PROBLEM TO WORK ON: Output every line below exactly.

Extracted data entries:

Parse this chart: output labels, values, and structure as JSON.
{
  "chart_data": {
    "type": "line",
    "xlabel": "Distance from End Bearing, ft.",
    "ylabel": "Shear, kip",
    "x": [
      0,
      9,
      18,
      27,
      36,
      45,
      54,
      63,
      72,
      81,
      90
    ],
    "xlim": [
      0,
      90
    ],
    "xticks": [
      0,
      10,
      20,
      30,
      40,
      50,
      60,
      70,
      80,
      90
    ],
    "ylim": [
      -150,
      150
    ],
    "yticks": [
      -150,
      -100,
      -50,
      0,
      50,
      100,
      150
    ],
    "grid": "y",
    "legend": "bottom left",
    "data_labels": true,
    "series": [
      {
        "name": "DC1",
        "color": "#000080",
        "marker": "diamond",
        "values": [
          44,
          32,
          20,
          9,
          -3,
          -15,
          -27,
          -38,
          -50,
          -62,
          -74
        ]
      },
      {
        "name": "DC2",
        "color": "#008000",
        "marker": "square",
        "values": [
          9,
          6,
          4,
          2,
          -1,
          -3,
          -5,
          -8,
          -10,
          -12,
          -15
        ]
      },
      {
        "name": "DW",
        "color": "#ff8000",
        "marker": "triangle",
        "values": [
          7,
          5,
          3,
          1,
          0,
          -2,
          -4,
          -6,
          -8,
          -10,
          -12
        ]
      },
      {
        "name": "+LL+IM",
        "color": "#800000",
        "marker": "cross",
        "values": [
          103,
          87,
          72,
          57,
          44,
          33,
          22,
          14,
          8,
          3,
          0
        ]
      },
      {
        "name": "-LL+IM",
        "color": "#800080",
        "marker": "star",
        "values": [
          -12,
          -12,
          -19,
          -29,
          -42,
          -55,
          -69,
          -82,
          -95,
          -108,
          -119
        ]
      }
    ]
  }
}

TASK ANSWER:
Parse this chart: output labels, values, and structure as JSON.
{
  "chart_data": {
    "type": "line",
    "xlabel": "Distance from End Bearing, ft.",
    "ylabel": "Shear, kip",
    "x": [
      0,
      9,
      18,
      27,
      36,
      45,
      54,
      63,
      72,
      81,
      90
    ],
    "xlim": [
      0,
      90
    ],
    "xticks": [
      0,
      10,
      20,
      30,
      40,
      50,
      60,
      70,
      80,
      90
    ],
    "ylim": [
      -150,
      150
    ],
    "yticks": [
      -150,
      -100,
      -50,
      0,
      50,
      100,
      150
    ],
    "grid": "y",
    "legend": "bottom left",
    "data_labels": true,
    "series": [
      {
        "name": "DC1",
        "color": "#000080",
        "marker": "diamond",
        "values": [
          44,
          32,
          20,
          9,
          -3,
          -15,
          -27,
          -38,
          -50,
          -62,
          -74
        ]
      },
      {
        "name": "DC2",
        "color": "#008000",
        "marker": "square",
        "values": [
          9,
          6,
          4,
          2,
          -1,
          -3,
          -5,
          -8,
          -10,
          -12,
          -15
        ]
      },
      {
        "name": "DW",
        "color": "#ff8000",
        "marker": "triangle",
        "values": [
          7,
          5,
          3,
          1,
          0,
          -2,
          -4,
          -6,
          -8,
          -10,
          -12
        ]
      },
      {
        "name": "+LL+IM",
        "color": "#800000",
        "marker": "cross",
        "values": [
          103,
          87,
          72,
          57,
          44,
          33,
          22,
          14,
          8,
          3,
          0
        ]
      },
      {
        "name": "-LL+IM",
        "color": "#800080",
        "marker": "star",
        "values": [
          -12,
          -12,
          -19,
          -29,
          -42,
          -55,
          -69,
          -82,
          -95,
          -108,
          -119
        ]
      }
    ]
  }
}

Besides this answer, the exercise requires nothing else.